* _RECORDS SUPPLIED_
%%
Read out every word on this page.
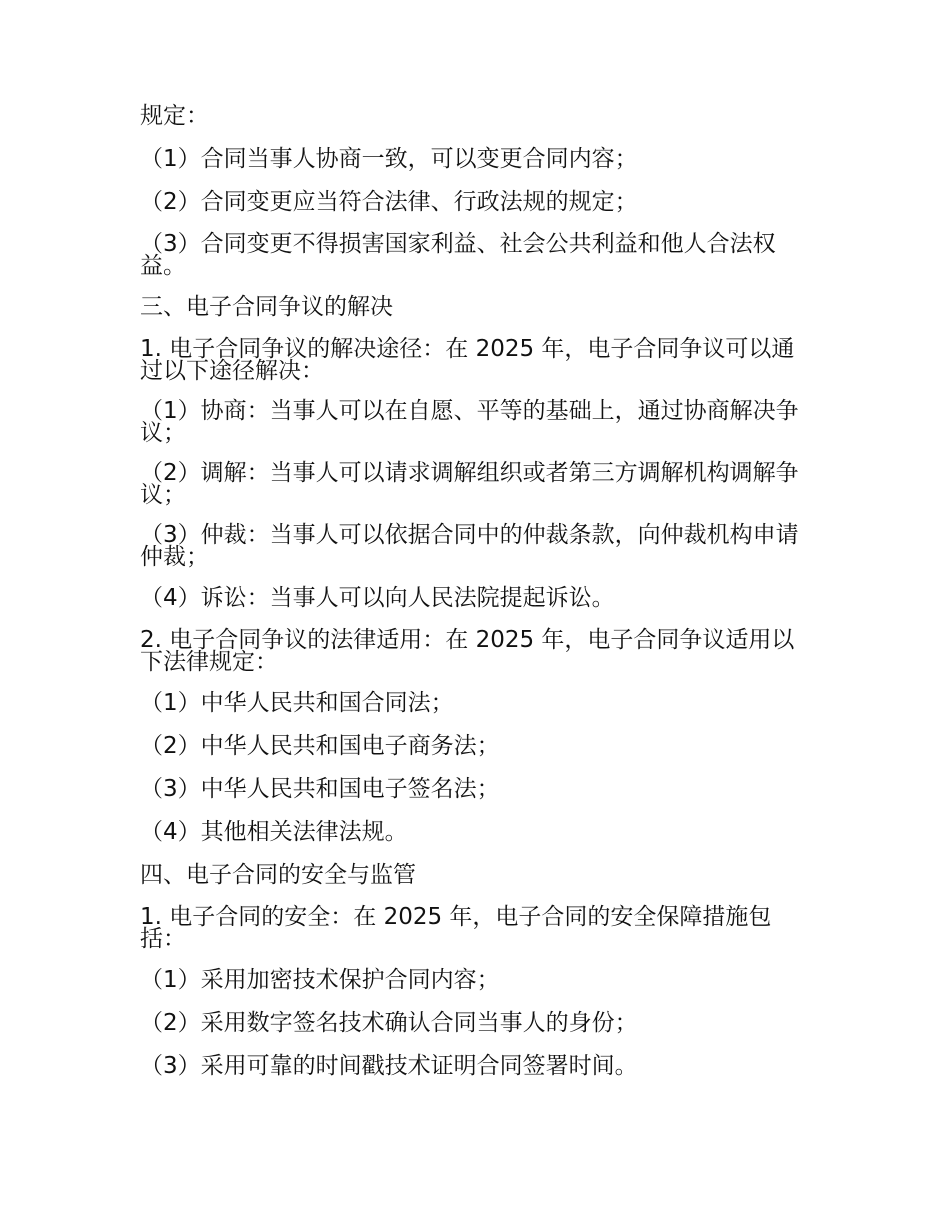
规定：

（1）合同当事人协商一致，可以变更合同内容；

（2）合同变更应当符合法律、行政法规的规定；

（3）合同变更不得损害国家利益、社会公共利益和他人合法权益。

三、电子合同争议的解决

1. 电子合同争议的解决途径：在 2025 年，电子合同争议可以通过以下途径解决：

（1）协商：当事人可以在自愿、平等的基础上，通过协商解决争议；

（2）调解：当事人可以请求调解组织或者第三方调解机构调解争议；

（3）仲裁：当事人可以依据合同中的仲裁条款，向仲裁机构申请仲裁；

（4）诉讼：当事人可以向人民法院提起诉讼。

2. 电子合同争议的法律适用：在 2025 年，电子合同争议适用以下法律规定：

（1）中华人民共和国合同法；

（2）中华人民共和国电子商务法；

（3）中华人民共和国电子签名法；

（4）其他相关法律法规。

四、电子合同的安全与监管

1. 电子合同的安全：在 2025 年，电子合同的安全保障措施包括：

（1）采用加密技术保护合同内容；

（2）采用数字签名技术确认合同当事人的身份；

（3）采用可靠的时间戳技术证明合同签署时间。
%%
* _PROBLEM TO SOLVE_
Repeat the data in full and exactly. Omit pictures.

* _ANSWER TO THE EXERCISE_
Read out every word on this page.
规定：

（1）合同当事人协商一致，可以变更合同内容；

（2）合同变更应当符合法律、行政法规的规定；

（3）合同变更不得损害国家利益、社会公共利益和他人合法权益。

三、电子合同争议的解决

1. 电子合同争议的解决途径：在 2025 年，电子合同争议可以通过以下途径解决：

（1）协商：当事人可以在自愿、平等的基础上，通过协商解决争议；

（2）调解：当事人可以请求调解组织或者第三方调解机构调解争议；

（3）仲裁：当事人可以依据合同中的仲裁条款，向仲裁机构申请仲裁；

（4）诉讼：当事人可以向人民法院提起诉讼。

2. 电子合同争议的法律适用：在 2025 年，电子合同争议适用以下法律规定：

（1）中华人民共和国合同法；

（2）中华人民共和国电子商务法；

（3）中华人民共和国电子签名法；

（4）其他相关法律法规。

四、电子合同的安全与监管

1. 电子合同的安全：在 2025 年，电子合同的安全保障措施包括：

（1）采用加密技术保护合同内容；

（2）采用数字签名技术确认合同当事人的身份；

（3）采用可靠的时间戳技术证明合同签署时间。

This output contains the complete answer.